**Objective**
Using the listing below, copy every line that mentions "always".

**Records for this exercise**
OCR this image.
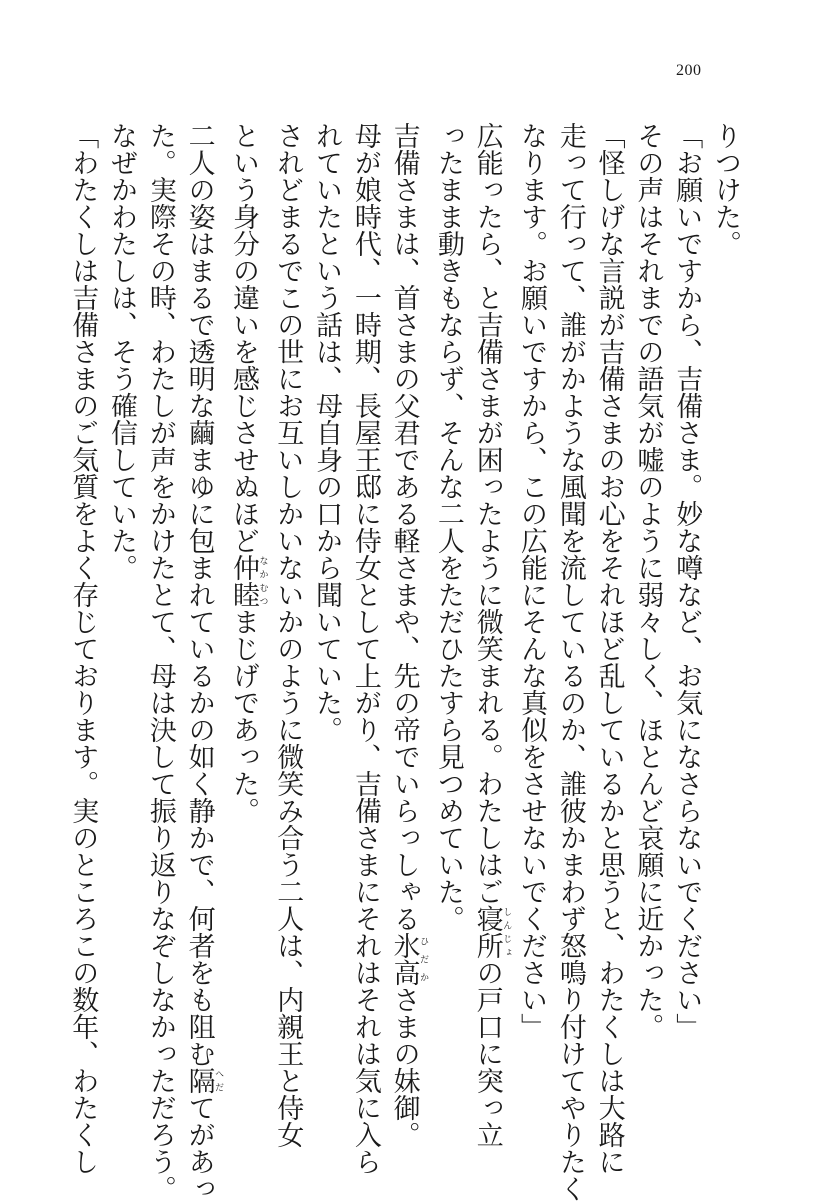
200
りつけた。
「お願いですから、吉備さま。妙な噂など、お気になさらないでください」
その声はそれまでの語気が嘘のように弱々しく、ほとんど哀願に近かった。
「怪しげな言説が吉備さまのお心をそれほど乱しているかと思うと、わたくしは大路に
走って行って、誰がかような風聞を流しているのか、誰彼かまわず怒鳴り付けてやりたく
なります。お願いですから、この広能にそんな真似をさせないでください」
広能ったら、と吉備さまが困ったように微笑まれる。わたしはご寝所しんじょの戸口に突っ立
ったまま動きもならず、そんな二人をただひたすら見つめていた。
吉備さまは、首さまの父君である軽さまや、先の帝でいらっしゃる氷高ひだかさまの妹御。
母が娘時代、一時期、長屋王邸に侍女として上がり、吉備さまにそれはそれは気に入ら
れていたという話は、母自身の口から聞いていた。
されどまるでこの世にお互いしかいないかのように微笑み合う二人は、内親王と侍女
という身分の違いを感じさせぬほど仲睦なかむつまじげであった。
二人の姿はまるで透明な繭まゆに包まれているかの如く静かで、何者をも阻む隔へだてがあっ
た。実際その時、わたしが声をかけたとて、母は決して振り返りなぞしなかっただろう。
なぜかわたしは、そう確信していた。
「わたくしは吉備さまのご気質をよく存じております。実のところこの数年、わたくし
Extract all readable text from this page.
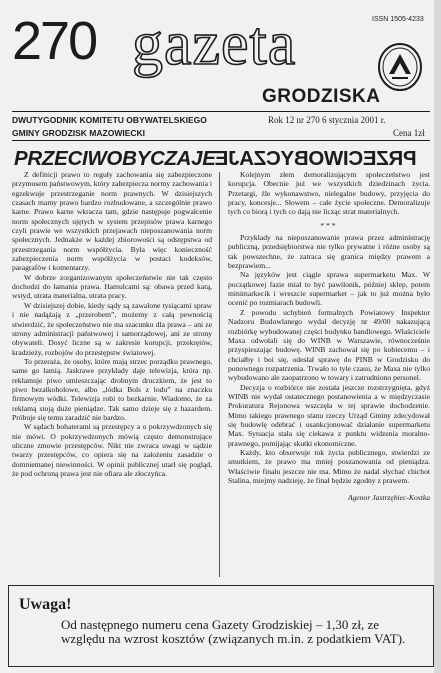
ISSN 1505-4233
270 gazeta
GRODZISKA
DWUTYGODNIK KOMITETU OBYWATELSKIEGO
GMINY GRODZISK MAZOWIECKI
Rok 12 nr 270 6 stycznia 2001 r.
Cena 1zł
PRZECIWOBYCZAJE PRZECIWOBYCZAJE

Z definicji prawo to reguły zachowania się zabezpieczone przymusem państwowym, który zabezpiecza normy zachowania i egzekwuje przestrzeganie norm prawnych. W dzisiejszych czasach mamy prawo bardzo rozbudowane, a szczególnie prawo karne. Prawo karne wkracza tam, gdzie następuje pogwałcenie norm społecznych ujętych w system przepisów prawa karnego czyli prawie we wszystkich przejawach nieposzanowania norm społecznych. Jednakże w każdej zbiorowości są odstępstwa od przestrzegania norm współżycia. Była więc konieczność zabezpieczenia norm współżycia w postaci kodeksów, paragrafów i komentarzy.

W dobrze zorganizowanym społeczeństwie nie tak często dochodzi do łamania prawa. Hamulcami są: obawa przed karą, wstyd, utrata materialna, utrata pracy.

W dzisiejszej dobie, kiedy sądy są zawalone tysiącami spraw i nie nadążają z „przerobem”, możemy z całą pewnością stwierdzić, że społeczeństwo nie ma szacunku dla prawa – ani ze strony administracji państwowej i samorządowej, ani ze strony obywateli. Dosyć liczne są w zakresie korupcji, przekrętów, kradzieży, rozbojów do przestępstw światowej.

To przeraża, że osoby, które mają strzec porządku prawnego, same go łamią. Jaskrawe przykłady daje telewizja, która np. reklamuje piwo umieszczając drobnym druczkiem, że jest to piwo bezalkoholowe, albo „lódka Bols z lodu” na znaczku firmowym wódki. Telewizja robi to bezkarnie. Wiadomo, że za reklamą stoją duże pieniądze. Tak samo dzieje się z hazardem. Próbuje się temu zaradzić nie bardzo.

W sądach bohaterami są przestępcy a o pokrzywdzonych się nie mówi. O pokrzywdzonych mówią często demonstrujące uliczne zmowie przestępców. Nikt nie zwraca uwagi w sądzie twarzy przestępców, co opiera się na założeniu zasadzie o domniemanej niewinności. W opinii publicznej utarł się pogląd, że pod ochroną prawa jest nie ofiara ale złoczyńca.

Kolejnym złem demoralizującym społeczeństwo jest korupcja. Obecnie już we wszystkich dziedzinach życia. Przetargi, źle wykonawstwo, nielegalne budowy, przyjęcia do pracy, koncesje... Słowem – całe życie społeczne. Demoralizuje tych co biorą i tych co dają nie licząc strat materialnych.

***

Przykłady na nieposzanowanie prawa przez administrację publiczną, przedsiębiorstwa nie tylko prywatne i różne osoby są tak powszechne, że zatraca się granica między prawem a bezprawiem...

Na języków jest ciągle sprawa supermarketu Max. W początkowej fazie miał to być pawilonik, później sklep, potem minimarkecik i wreszcie supermarket – jak to już można było ocenić po rozmiarach budowli.

Z powodu uchybień formalnych Powiatowy Inspektor Nadzoru Budowlanego wydał decyzję nr 49/00 nakazującą rozbiórkę wybudowanej części budynku handlowego. Właściciele Maxa odwołali się do WINB w Warszawie, równocześnie przyspieszając budowę. WINB zachował się po kobiecemu – i chciałby i boi się, odesłał sprawę do PINB w Grodzisku do ponownego rozpatrzenia. Trwało to tyle czasu, że Maxa nie tylko wybudowano ale zaopatrzono w towary i zatrudniono personel.

Decyzja o rozbiórce nie została jeszcze rozstrzygnięta, gdyż WINB nie wydał ostatecznego postanowienia a w międzyczasie Prokuratura Rejonowa wszczęła w tej sprawie dochodzenie. Mimo takiego prawnego stanu rzeczy Urząd Gminy zdecydował się budowlę odebrać i usankcjonować działanie supermarketu Max. Sytuacja stała się ciekawa z punktu widzenia moralno-prawnego, pomijając skutki ekonomiczne.

Każdy, kto obserwuje tok życia publicznego, stwierdzi ze smutkiem, że prawo ma mniej poszanowania od pieniądza. Właściwie finału jeszcze nie ma. Mimo że nadal słychać chichot Stalina, miejmy nadzieję, że finał będzie zgodny z prawem.

Agenor Jastrzębiec-Kostka

Uwaga!
Od następnego numeru cena Gazety Grodziskiej – 1,30 zł, ze względu na wzrost kosztów (związanych m.in. z podatkiem VAT).
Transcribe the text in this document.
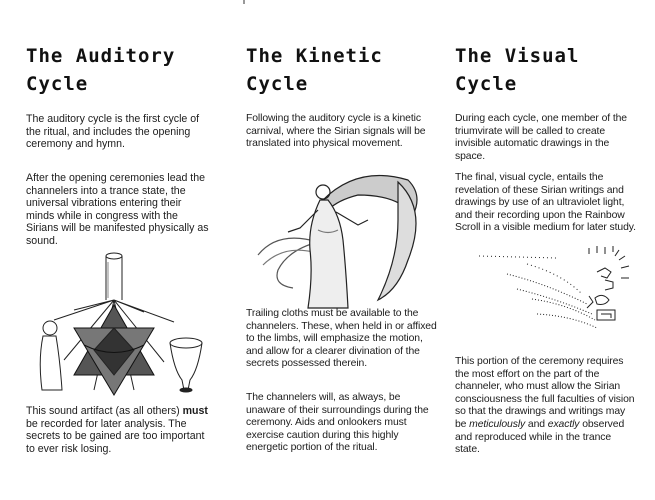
The Auditory
Cycle

The auditory cycle is the first cycle of the ritual, and includes the opening ceremony and hymn.

After the opening ceremonies lead the channelers into a trance state, the universal vibrations entering their minds while in congress with the Sirians will be manifested physically as sound.

This sound artifact (as all others) must be recorded for later analysis. The secrets to be gained are too important to ever risk losing.

The Kinetic
Cycle

Following the auditory cycle is a kinetic carnival, where the Sirian signals will be translated into physical movement.

Trailing cloths must be available to the channelers. These, when held in or affixed to the limbs, will emphasize the motion, and allow for a clearer divination of the secrets possessed therein.

The channelers will, as always, be unaware of their surroundings during the ceremony. Aids and onlookers must exercise caution during this highly energetic portion of the ritual.

The Visual
Cycle

During each cycle, one member of the triumvirate will be called to create invisible automatic drawings in the space.

The final, visual cycle, entails the revelation of these Sirian writings and drawings by use of an ultraviolet light, and their recording upon the Rainbow Scroll in a visible medium for later study.

This portion of the ceremony requires the most effort on the part of the channeler, who must allow the Sirian consciousness the full faculties of vision so that the drawings and writings may be meticulously and exactly observed and reproduced while in the trance state.
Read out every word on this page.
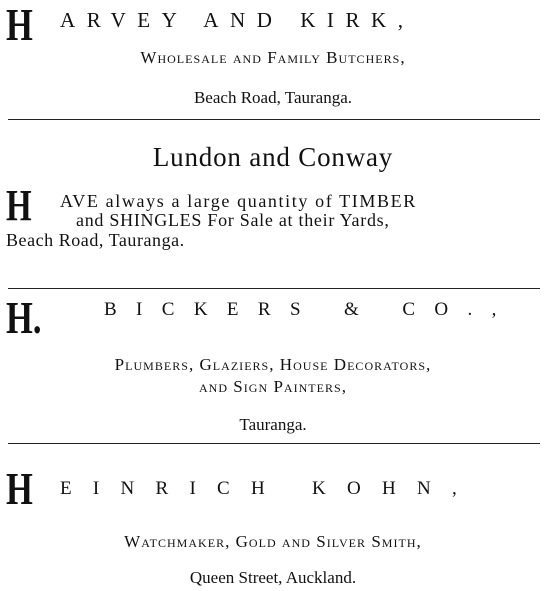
H ARVEY AND KIRK,
Wholesale and Family Butchers,
Beach Road, Tauranga.
Lundon and Conway
H AVE always a large quantity of TIMBER
and SHINGLES For Sale at their Yards,
Beach Road, Tauranga.
H.	BICKERS & CO.,
Plumbers, Glaziers, House Decorators,
and Sign Painters,
Tauranga.
H EINRICH KOHN,
Watchmaker, Gold and Silver Smith,
Queen Street, Auckland.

**Task answer**
The channelers will, as always, be unaware of their surroundings during the ceremony. Aids and onlookers must exercise caution during this highly energetic portion of the ritual.
H AVE always a large quantity of TIMBER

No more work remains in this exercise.